The complete listing should be restated exactly.

**** INPUT ROWS ****

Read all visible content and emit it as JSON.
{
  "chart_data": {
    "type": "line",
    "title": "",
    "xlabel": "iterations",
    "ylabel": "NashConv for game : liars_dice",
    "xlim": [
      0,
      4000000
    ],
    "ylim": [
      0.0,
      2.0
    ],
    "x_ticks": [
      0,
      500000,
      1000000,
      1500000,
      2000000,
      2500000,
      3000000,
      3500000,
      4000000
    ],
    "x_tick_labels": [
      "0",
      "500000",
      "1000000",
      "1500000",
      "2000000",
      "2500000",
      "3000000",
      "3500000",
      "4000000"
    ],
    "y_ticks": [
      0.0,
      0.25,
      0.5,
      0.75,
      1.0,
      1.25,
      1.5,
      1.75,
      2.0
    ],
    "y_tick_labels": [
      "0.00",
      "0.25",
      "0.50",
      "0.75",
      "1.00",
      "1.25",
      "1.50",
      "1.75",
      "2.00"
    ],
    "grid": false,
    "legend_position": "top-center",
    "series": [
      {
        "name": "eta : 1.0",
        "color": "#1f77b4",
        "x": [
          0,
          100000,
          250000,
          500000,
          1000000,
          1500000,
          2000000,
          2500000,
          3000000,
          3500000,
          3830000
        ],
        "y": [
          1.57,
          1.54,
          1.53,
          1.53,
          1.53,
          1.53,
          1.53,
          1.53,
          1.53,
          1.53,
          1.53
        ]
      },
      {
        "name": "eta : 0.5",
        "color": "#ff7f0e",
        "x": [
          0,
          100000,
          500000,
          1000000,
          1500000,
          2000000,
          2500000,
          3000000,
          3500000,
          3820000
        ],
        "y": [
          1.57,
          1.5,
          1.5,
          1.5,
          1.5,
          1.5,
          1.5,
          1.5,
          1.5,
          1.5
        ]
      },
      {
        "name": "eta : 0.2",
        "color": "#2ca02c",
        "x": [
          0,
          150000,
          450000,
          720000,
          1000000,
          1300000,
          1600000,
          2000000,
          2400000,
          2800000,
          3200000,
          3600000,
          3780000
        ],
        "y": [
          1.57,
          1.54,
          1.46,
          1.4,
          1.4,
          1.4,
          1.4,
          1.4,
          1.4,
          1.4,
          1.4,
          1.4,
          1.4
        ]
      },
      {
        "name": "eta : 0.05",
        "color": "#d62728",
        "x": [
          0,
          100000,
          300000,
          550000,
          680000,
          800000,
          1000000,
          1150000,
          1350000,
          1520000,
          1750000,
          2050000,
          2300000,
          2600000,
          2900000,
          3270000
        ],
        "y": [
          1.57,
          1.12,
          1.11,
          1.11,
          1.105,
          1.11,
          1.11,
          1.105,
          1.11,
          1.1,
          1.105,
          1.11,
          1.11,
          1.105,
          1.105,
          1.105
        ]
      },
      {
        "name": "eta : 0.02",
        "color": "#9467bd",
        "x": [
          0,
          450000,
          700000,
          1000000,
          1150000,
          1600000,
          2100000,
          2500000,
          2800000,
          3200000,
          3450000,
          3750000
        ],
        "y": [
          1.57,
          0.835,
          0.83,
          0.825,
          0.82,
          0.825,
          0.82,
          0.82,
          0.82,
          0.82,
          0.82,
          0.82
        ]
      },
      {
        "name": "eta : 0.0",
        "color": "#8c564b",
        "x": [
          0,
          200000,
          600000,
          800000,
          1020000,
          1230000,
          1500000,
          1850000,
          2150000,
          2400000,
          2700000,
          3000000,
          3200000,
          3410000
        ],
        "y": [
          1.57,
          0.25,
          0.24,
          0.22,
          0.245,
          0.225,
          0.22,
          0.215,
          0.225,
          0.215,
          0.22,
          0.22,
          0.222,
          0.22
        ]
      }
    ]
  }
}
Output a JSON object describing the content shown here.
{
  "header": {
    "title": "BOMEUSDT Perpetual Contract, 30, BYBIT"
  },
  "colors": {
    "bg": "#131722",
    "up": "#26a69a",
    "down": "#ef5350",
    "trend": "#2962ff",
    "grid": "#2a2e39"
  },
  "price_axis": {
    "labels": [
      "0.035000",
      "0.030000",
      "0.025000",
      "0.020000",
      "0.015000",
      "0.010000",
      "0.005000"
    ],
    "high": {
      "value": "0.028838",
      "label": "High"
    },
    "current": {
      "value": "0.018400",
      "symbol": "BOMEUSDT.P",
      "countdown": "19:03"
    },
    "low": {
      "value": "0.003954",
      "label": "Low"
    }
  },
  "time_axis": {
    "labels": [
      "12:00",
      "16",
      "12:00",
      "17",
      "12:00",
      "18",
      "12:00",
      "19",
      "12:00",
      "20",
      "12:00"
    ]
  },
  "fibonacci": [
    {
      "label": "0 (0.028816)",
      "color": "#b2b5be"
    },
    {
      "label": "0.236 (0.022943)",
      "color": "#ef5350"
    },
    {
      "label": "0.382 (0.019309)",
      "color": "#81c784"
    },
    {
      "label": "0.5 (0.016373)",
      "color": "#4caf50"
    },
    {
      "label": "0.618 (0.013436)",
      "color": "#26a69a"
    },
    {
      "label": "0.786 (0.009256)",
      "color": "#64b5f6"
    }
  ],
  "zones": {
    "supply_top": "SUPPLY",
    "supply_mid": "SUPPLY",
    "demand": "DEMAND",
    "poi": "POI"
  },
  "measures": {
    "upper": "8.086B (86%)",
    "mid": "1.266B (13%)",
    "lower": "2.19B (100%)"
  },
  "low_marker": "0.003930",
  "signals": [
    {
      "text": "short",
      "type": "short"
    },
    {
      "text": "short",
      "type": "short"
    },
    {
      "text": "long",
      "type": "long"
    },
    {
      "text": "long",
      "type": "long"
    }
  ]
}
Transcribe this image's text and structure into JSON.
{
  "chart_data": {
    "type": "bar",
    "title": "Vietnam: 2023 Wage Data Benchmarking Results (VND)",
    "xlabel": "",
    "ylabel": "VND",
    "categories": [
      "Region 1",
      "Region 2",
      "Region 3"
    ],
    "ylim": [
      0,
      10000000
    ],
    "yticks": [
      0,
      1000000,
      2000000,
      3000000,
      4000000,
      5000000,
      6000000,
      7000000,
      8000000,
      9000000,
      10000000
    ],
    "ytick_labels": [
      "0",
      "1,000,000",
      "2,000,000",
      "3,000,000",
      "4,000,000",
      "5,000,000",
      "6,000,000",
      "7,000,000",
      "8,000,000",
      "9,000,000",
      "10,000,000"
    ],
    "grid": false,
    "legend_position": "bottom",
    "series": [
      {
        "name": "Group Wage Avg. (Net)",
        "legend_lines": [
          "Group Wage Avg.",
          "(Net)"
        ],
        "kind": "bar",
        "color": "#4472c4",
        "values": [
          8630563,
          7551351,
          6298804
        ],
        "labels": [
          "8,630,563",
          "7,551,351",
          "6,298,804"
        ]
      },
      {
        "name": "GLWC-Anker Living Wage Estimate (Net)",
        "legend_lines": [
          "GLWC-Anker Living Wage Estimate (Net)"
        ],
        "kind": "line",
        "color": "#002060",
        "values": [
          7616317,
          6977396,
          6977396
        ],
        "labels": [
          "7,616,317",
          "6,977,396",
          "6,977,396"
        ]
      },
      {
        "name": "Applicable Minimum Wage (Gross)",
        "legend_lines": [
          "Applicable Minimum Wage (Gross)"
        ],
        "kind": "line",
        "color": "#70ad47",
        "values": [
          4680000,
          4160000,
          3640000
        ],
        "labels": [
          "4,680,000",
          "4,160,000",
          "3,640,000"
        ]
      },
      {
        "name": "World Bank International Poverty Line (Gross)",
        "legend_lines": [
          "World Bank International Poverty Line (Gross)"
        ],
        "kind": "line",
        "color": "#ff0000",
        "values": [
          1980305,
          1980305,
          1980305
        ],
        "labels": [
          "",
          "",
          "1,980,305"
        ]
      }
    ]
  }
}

****

__SOLUTION TO THE EXERCISE__.
Read all visible content and emit it as JSON.
{
  "chart_data": {
    "type": "line",
    "title": "",
    "xlabel": "iterations",
    "ylabel": "NashConv for game : liars_dice",
    "xlim": [
      0,
      4000000
    ],
    "ylim": [
      0.0,
      2.0
    ],
    "x_ticks": [
      0,
      500000,
      1000000,
      1500000,
      2000000,
      2500000,
      3000000,
      3500000,
      4000000
    ],
    "x_tick_labels": [
      "0",
      "500000",
      "1000000",
      "1500000",
      "2000000",
      "2500000",
      "3000000",
      "3500000",
      "4000000"
    ],
    "y_ticks": [
      0.0,
      0.25,
      0.5,
      0.75,
      1.0,
      1.25,
      1.5,
      1.75,
      2.0
    ],
    "y_tick_labels": [
      "0.00",
      "0.25",
      "0.50",
      "0.75",
      "1.00",
      "1.25",
      "1.50",
      "1.75",
      "2.00"
    ],
    "grid": false,
    "legend_position": "top-center",
    "series": [
      {
        "name": "eta : 1.0",
        "color": "#1f77b4",
        "x": [
          0,
          100000,
          250000,
          500000,
          1000000,
          1500000,
          2000000,
          2500000,
          3000000,
          3500000,
          3830000
        ],
        "y": [
          1.57,
          1.54,
          1.53,
          1.53,
          1.53,
          1.53,
          1.53,
          1.53,
          1.53,
          1.53,
          1.53
        ]
      },
      {
        "name": "eta : 0.5",
        "color": "#ff7f0e",
        "x": [
          0,
          100000,
          500000,
          1000000,
          1500000,
          2000000,
          2500000,
          3000000,
          3500000,
          3820000
        ],
        "y": [
          1.57,
          1.5,
          1.5,
          1.5,
          1.5,
          1.5,
          1.5,
          1.5,
          1.5,
          1.5
        ]
      },
      {
        "name": "eta : 0.2",
        "color": "#2ca02c",
        "x": [
          0,
          150000,
          450000,
          720000,
          1000000,
          1300000,
          1600000,
          2000000,
          2400000,
          2800000,
          3200000,
          3600000,
          3780000
        ],
        "y": [
          1.57,
          1.54,
          1.46,
          1.4,
          1.4,
          1.4,
          1.4,
          1.4,
          1.4,
          1.4,
          1.4,
          1.4,
          1.4
        ]
      },
      {
        "name": "eta : 0.05",
        "color": "#d62728",
        "x": [
          0,
          100000,
          300000,
          550000,
          680000,
          800000,
          1000000,
          1150000,
          1350000,
          1520000,
          1750000,
          2050000,
          2300000,
          2600000,
          2900000,
          3270000
        ],
        "y": [
          1.57,
          1.12,
          1.11,
          1.11,
          1.105,
          1.11,
          1.11,
          1.105,
          1.11,
          1.1,
          1.105,
          1.11,
          1.11,
          1.105,
          1.105,
          1.105
        ]
      },
      {
        "name": "eta : 0.02",
        "color": "#9467bd",
        "x": [
          0,
          450000,
          700000,
          1000000,
          1150000,
          1600000,
          2100000,
          2500000,
          2800000,
          3200000,
          3450000,
          3750000
        ],
        "y": [
          1.57,
          0.835,
          0.83,
          0.825,
          0.82,
          0.825,
          0.82,
          0.82,
          0.82,
          0.82,
          0.82,
          0.82
        ]
      },
      {
        "name": "eta : 0.0",
        "color": "#8c564b",
        "x": [
          0,
          200000,
          600000,
          800000,
          1020000,
          1230000,
          1500000,
          1850000,
          2150000,
          2400000,
          2700000,
          3000000,
          3200000,
          3410000
        ],
        "y": [
          1.57,
          0.25,
          0.24,
          0.22,
          0.245,
          0.225,
          0.22,
          0.215,
          0.225,
          0.215,
          0.22,
          0.22,
          0.222,
          0.22
        ]
      }
    ]
  }
}
Output a JSON object describing the content shown here.
{
  "header": {
    "title": "BOMEUSDT Perpetual Contract, 30, BYBIT"
  },
  "colors": {
    "bg": "#131722",
    "up": "#26a69a",
    "down": "#ef5350",
    "trend": "#2962ff",
    "grid": "#2a2e39"
  },
  "price_axis": {
    "labels": [
      "0.035000",
      "0.030000",
      "0.025000",
      "0.020000",
      "0.015000",
      "0.010000",
      "0.005000"
    ],
    "high": {
      "value": "0.028838",
      "label": "High"
    },
    "current": {
      "value": "0.018400",
      "symbol": "BOMEUSDT.P",
      "countdown": "19:03"
    },
    "low": {
      "value": "0.003954",
      "label": "Low"
    }
  },
  "time_axis": {
    "labels": [
      "12:00",
      "16",
      "12:00",
      "17",
      "12:00",
      "18",
      "12:00",
      "19",
      "12:00",
      "20",
      "12:00"
    ]
  },
  "fibonacci": [
    {
      "label": "0 (0.028816)",
      "color": "#b2b5be"
    },
    {
      "label": "0.236 (0.022943)",
      "color": "#ef5350"
    },
    {
      "label": "0.382 (0.019309)",
      "color": "#81c784"
    },
    {
      "label": "0.5 (0.016373)",
      "color": "#4caf50"
    },
    {
      "label": "0.618 (0.013436)",
      "color": "#26a69a"
    },
    {
      "label": "0.786 (0.009256)",
      "color": "#64b5f6"
    }
  ],
  "zones": {
    "supply_top": "SUPPLY",
    "supply_mid": "SUPPLY",
    "demand": "DEMAND",
    "poi": "POI"
  },
  "measures": {
    "upper": "8.086B (86%)",
    "mid": "1.266B (13%)",
    "lower": "2.19B (100%)"
  },
  "low_marker": "0.003930",
  "signals": [
    {
      "text": "short",
      "type": "short"
    },
    {
      "text": "short",
      "type": "short"
    },
    {
      "text": "long",
      "type": "long"
    },
    {
      "text": "long",
      "type": "long"
    }
  ]
}
Transcribe this image's text and structure into JSON.
{
  "chart_data": {
    "type": "bar",
    "title": "Vietnam: 2023 Wage Data Benchmarking Results (VND)",
    "xlabel": "",
    "ylabel": "VND",
    "categories": [
      "Region 1",
      "Region 2",
      "Region 3"
    ],
    "ylim": [
      0,
      10000000
    ],
    "yticks": [
      0,
      1000000,
      2000000,
      3000000,
      4000000,
      5000000,
      6000000,
      7000000,
      8000000,
      9000000,
      10000000
    ],
    "ytick_labels": [
      "0",
      "1,000,000",
      "2,000,000",
      "3,000,000",
      "4,000,000",
      "5,000,000",
      "6,000,000",
      "7,000,000",
      "8,000,000",
      "9,000,000",
      "10,000,000"
    ],
    "grid": false,
    "legend_position": "bottom",
    "series": [
      {
        "name": "Group Wage Avg. (Net)",
        "legend_lines": [
          "Group Wage Avg.",
          "(Net)"
        ],
        "kind": "bar",
        "color": "#4472c4",
        "values": [
          8630563,
          7551351,
          6298804
        ],
        "labels": [
          "8,630,563",
          "7,551,351",
          "6,298,804"
        ]
      },
      {
        "name": "GLWC-Anker Living Wage Estimate (Net)",
        "legend_lines": [
          "GLWC-Anker Living Wage Estimate (Net)"
        ],
        "kind": "line",
        "color": "#002060",
        "values": [
          7616317,
          6977396,
          6977396
        ],
        "labels": [
          "7,616,317",
          "6,977,396",
          "6,977,396"
        ]
      },
      {
        "name": "Applicable Minimum Wage (Gross)",
        "legend_lines": [
          "Applicable Minimum Wage (Gross)"
        ],
        "kind": "line",
        "color": "#70ad47",
        "values": [
          4680000,
          4160000,
          3640000
        ],
        "labels": [
          "4,680,000",
          "4,160,000",
          "3,640,000"
        ]
      },
      {
        "name": "World Bank International Poverty Line (Gross)",
        "legend_lines": [
          "World Bank International Poverty Line (Gross)"
        ],
        "kind": "line",
        "color": "#ff0000",
        "values": [
          1980305,
          1980305,
          1980305
        ],
        "labels": [
          "",
          "",
          "1,980,305"
        ]
      }
    ]
  }
}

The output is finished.